_Extract provided_
= = = =
[AArch64] Use more LDP/STP in shrinkwrapping
The shrinkwrap optimization added in GCC 7 allows each callee-save to
be delayed and done only across blocks which need a particular callee-save.
Although this reduces unnecessary memory traffic on code paths that need
few callee-saves, it typically uses LDR/STR rather than LDP/STP. This
means more memory accesses and increased codesize, ~1.0% on average.
To improve this, if a particular callee-save must be saved/restored, also
add the adjacent callee-save to allow use of LDP/STP. This significantly
reduces codesize (for example gcc_r, povray_r, parest_r, xalancbmk_r are
1% smaller). This is a simple fix which can be backported. A more advanced
approach would scan blocks for pairs of callee-saves, but that requires a
full rewrite of all the callee-save code which is too late at this stage.
= = = =
_Provided records_
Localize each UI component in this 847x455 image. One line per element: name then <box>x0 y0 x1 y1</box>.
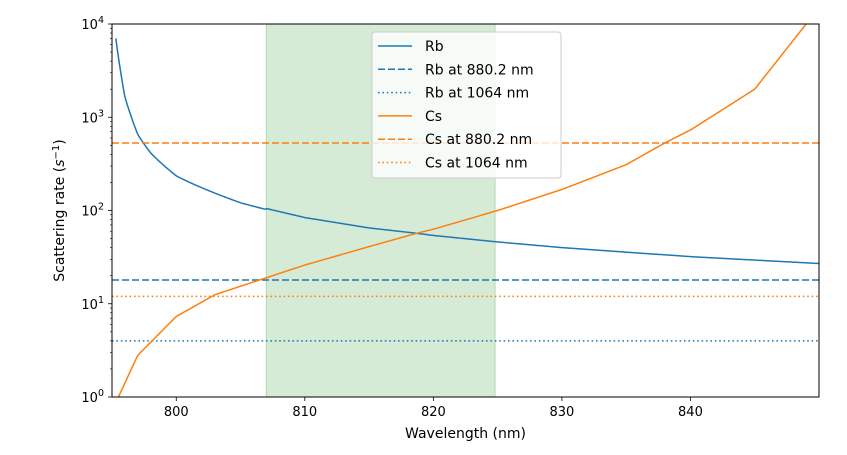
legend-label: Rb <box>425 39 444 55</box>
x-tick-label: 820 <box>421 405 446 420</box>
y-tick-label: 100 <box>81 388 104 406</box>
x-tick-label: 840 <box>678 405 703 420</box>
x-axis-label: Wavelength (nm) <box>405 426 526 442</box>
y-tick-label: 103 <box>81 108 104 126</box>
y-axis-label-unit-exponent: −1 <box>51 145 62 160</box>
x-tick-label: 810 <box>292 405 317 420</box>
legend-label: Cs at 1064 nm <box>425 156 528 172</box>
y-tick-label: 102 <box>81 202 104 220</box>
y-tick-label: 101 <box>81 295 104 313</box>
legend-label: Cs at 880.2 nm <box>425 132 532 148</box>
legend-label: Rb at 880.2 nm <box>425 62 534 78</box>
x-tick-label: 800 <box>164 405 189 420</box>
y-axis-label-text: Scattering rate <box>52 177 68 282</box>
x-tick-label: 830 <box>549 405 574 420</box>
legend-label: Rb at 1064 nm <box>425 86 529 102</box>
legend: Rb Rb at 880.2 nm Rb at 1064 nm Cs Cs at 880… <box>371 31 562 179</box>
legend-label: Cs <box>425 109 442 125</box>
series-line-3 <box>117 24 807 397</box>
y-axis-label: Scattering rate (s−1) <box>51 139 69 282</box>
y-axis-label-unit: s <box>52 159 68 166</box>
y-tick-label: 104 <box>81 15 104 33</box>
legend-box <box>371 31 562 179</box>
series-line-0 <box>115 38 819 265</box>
= = = =
_Exercises to complete_
1. Reproduce the stretch of the LDP/STP shrinkwrapping note from "[AArch64] Use more" through "a particular callee-save.".
2. Write the next part of the LDP/STP shrinkwrapping note, picking up after its final sentence.

_Solved tasks_
1.
[AArch64] Use more LDP/STP in shrinkwrapping
The shrinkwrap optimization added in GCC 7 allows each callee-save to
be delayed and done only across blocks which need a particular callee-save.

2.
An example epilog in a shrinkwrapped function before:
ldp x21, x22, [sp,#16]
ldr x23, [sp,#32]
ldr x24, [sp,#40]
ldp x25, x26, [sp,#48]
ldr x27, [sp,#64]
ldr x28, [sp,#72]
ldr x30, [sp,#80]
ldr d8, [sp,#88]
ldp x19, x20, [sp],#96
ret
And after this patch:
ldr d8, [sp,#88]
ldp x21, x22, [sp,#16]
ldp x23, x24, [sp,#32]
ldp x25, x26, [sp,#48]
ldp x27, x28, [sp,#64]
ldr x30, [sp,#80]
ldp x19, x20, [sp],#96
ret
gcc/
* config/aarch64/aarch64.c (aarch64_components_for_bb):
Increase LDP/STP opportunities by adding adjacent callee-saves.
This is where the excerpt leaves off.